**Exercise aim:** Below are some records. Copy every line in them that holds "JSON".

**Material supplied:**
+++
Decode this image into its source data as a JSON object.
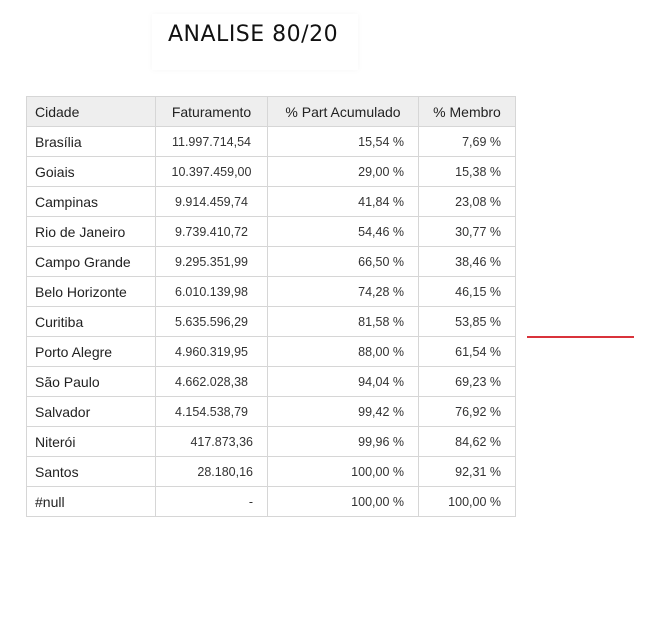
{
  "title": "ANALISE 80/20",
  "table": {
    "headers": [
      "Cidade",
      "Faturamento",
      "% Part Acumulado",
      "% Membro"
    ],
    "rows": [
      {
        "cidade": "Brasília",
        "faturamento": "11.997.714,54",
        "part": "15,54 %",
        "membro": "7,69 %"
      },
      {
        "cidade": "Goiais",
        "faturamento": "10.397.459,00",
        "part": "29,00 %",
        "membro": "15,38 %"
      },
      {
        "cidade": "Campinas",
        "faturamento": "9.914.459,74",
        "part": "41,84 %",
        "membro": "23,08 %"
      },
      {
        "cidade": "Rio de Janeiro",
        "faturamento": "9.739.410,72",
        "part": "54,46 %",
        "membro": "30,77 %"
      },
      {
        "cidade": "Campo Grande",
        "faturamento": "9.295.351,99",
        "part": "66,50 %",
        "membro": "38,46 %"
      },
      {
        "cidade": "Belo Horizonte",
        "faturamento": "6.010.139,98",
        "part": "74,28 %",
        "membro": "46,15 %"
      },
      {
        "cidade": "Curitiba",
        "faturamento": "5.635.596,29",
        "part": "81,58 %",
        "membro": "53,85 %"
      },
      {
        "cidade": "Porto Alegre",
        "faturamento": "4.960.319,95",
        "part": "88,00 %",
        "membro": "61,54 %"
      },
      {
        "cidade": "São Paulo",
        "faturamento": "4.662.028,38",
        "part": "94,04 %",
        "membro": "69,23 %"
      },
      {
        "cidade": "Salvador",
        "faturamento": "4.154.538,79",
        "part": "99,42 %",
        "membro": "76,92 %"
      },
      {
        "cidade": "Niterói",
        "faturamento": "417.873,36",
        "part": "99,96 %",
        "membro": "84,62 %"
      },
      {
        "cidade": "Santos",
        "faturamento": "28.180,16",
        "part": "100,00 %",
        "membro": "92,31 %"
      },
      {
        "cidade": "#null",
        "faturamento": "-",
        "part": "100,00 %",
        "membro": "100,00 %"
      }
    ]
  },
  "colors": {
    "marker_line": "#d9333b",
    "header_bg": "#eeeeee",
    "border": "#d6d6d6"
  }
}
+++
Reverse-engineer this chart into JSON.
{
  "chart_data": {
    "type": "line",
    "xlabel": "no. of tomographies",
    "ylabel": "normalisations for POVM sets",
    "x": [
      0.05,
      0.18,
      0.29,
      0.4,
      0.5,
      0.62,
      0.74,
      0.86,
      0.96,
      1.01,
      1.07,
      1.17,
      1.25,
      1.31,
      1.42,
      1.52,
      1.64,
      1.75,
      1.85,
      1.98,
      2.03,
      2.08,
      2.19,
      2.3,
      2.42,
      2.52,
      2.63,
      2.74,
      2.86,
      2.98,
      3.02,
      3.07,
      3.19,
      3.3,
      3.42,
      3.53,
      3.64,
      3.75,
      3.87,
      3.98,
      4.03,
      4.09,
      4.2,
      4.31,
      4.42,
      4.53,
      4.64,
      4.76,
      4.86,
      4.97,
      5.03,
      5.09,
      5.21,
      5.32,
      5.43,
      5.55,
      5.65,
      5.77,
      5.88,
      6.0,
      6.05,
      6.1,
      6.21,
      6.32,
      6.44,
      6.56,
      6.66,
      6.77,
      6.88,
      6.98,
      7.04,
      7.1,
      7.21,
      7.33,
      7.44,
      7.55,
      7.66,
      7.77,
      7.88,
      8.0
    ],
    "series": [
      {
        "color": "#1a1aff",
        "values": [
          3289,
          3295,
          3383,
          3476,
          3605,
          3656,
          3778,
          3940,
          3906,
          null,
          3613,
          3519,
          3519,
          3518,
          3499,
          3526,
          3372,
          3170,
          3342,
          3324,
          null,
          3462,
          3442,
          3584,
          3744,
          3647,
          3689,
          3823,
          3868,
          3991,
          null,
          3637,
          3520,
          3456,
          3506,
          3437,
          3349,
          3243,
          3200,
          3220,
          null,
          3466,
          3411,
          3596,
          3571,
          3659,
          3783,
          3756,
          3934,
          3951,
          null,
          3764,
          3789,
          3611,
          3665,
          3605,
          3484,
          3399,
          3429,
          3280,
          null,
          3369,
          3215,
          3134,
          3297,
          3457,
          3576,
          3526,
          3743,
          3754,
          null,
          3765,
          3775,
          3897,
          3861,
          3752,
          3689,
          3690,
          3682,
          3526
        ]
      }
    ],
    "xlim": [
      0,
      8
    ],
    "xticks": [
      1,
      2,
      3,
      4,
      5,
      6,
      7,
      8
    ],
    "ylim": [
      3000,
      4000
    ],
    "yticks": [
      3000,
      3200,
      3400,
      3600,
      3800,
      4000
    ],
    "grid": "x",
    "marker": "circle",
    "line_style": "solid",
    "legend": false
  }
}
+++
**Result of this exercise:**
Decode this image into its source data as a JSON object.
Reverse-engineer this chart into JSON.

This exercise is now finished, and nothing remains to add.